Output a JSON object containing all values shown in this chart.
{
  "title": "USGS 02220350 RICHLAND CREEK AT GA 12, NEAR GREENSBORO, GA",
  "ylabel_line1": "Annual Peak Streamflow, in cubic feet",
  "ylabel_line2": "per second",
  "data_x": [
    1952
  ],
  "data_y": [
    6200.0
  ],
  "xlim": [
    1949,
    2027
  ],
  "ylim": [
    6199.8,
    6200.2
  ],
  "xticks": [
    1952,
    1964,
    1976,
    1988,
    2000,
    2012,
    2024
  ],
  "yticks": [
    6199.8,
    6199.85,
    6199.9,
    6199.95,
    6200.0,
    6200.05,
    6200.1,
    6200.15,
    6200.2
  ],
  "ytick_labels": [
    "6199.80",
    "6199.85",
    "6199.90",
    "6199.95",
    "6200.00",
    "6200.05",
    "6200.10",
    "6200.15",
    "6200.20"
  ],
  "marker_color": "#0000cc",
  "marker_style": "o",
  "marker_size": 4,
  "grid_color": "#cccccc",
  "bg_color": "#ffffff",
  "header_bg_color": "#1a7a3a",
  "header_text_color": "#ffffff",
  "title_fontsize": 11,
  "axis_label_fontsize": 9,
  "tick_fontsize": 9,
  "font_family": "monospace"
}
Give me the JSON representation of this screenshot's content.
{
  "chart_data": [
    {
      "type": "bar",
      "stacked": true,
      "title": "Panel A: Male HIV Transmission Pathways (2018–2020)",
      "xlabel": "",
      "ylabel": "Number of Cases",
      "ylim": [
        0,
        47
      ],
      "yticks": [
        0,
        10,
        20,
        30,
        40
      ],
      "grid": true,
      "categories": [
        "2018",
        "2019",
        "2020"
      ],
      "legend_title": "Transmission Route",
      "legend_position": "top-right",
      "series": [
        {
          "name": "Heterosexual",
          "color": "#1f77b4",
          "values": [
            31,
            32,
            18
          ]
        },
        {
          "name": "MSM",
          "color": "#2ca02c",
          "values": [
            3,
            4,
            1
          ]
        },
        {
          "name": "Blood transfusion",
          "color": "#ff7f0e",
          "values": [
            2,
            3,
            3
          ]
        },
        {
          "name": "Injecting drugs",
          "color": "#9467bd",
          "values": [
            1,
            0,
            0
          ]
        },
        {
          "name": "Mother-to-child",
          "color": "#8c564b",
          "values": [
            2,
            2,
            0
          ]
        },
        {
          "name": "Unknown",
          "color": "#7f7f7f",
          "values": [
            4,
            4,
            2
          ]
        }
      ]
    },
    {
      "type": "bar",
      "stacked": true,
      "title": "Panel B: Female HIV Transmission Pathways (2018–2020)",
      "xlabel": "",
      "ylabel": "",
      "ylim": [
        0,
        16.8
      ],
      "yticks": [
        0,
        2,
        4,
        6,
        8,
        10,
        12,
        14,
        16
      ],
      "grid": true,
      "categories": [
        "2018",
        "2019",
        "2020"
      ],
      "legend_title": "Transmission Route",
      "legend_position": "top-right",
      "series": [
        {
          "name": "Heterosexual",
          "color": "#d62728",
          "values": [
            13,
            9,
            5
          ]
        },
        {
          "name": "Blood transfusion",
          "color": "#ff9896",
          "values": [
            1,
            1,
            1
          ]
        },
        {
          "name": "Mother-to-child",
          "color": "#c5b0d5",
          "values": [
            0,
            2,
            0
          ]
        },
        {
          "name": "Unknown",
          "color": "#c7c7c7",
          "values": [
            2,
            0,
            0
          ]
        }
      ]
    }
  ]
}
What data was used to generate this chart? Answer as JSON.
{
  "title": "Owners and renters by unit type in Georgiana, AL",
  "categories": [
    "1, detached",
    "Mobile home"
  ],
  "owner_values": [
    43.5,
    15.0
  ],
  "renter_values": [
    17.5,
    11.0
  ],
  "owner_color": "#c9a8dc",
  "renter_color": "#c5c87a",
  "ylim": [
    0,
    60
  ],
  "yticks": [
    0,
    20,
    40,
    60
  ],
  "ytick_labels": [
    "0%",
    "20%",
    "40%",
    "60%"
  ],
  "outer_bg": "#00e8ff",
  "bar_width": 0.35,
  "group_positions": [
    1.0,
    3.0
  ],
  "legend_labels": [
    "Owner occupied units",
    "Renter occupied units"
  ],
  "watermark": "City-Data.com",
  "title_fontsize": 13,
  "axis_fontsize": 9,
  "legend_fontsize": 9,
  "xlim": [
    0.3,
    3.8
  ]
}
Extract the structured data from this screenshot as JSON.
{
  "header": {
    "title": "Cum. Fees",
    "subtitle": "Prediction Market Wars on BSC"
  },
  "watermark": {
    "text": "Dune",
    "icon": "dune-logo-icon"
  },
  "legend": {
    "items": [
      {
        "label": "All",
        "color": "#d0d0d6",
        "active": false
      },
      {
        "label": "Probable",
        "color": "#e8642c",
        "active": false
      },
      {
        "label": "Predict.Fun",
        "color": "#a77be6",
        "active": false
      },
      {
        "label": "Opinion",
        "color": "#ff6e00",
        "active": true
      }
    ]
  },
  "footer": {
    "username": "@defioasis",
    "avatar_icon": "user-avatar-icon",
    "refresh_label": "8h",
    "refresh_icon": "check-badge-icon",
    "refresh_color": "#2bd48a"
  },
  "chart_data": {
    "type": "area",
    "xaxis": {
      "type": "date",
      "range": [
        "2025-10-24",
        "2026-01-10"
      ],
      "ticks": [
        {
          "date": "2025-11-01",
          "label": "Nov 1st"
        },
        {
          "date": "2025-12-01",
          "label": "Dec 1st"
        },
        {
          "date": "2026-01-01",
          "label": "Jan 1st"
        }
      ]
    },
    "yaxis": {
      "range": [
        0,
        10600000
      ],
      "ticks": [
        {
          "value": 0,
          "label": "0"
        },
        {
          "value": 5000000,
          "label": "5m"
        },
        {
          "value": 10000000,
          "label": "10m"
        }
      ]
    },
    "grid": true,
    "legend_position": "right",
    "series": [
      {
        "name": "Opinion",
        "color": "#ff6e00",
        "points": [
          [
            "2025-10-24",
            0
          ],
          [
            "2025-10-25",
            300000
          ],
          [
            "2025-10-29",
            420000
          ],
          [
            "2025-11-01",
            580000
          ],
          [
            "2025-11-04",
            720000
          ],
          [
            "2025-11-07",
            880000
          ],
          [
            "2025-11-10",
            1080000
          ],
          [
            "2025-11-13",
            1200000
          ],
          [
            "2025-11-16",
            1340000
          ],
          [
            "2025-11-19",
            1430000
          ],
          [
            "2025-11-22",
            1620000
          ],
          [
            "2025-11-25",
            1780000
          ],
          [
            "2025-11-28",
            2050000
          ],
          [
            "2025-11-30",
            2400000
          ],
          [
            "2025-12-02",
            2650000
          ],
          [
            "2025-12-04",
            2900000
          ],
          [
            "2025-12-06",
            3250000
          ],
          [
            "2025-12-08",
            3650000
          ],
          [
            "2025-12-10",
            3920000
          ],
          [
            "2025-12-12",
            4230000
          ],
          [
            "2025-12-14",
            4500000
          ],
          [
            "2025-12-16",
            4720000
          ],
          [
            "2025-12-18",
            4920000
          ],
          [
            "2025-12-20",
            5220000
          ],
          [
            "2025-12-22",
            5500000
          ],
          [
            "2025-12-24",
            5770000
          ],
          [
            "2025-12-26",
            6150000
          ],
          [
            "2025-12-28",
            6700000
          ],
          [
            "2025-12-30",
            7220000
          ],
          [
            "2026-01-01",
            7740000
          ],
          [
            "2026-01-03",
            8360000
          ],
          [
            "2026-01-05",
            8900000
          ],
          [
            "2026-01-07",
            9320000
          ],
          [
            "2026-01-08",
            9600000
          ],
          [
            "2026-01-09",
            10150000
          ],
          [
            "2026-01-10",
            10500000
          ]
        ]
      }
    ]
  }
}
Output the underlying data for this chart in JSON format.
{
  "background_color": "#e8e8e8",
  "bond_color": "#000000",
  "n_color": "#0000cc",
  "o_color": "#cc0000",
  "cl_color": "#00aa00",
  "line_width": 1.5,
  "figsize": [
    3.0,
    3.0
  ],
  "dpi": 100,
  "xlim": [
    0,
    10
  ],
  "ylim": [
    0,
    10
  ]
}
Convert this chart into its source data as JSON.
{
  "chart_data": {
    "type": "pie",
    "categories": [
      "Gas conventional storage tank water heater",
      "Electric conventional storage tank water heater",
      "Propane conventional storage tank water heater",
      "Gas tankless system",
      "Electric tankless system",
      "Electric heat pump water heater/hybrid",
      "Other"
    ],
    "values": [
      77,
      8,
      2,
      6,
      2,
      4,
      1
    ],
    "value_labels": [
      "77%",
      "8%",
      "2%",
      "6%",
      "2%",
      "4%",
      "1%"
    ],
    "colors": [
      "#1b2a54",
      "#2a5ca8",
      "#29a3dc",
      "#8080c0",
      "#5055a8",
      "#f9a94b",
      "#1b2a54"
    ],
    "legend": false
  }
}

━━━━━━━━━━━━━━━━━━━━━━━━━━━━━━

**The exercise**
Pick out all lines containing the string "system".

**Complete answer**
      "Gas tankless system",
      "Electric tankless system",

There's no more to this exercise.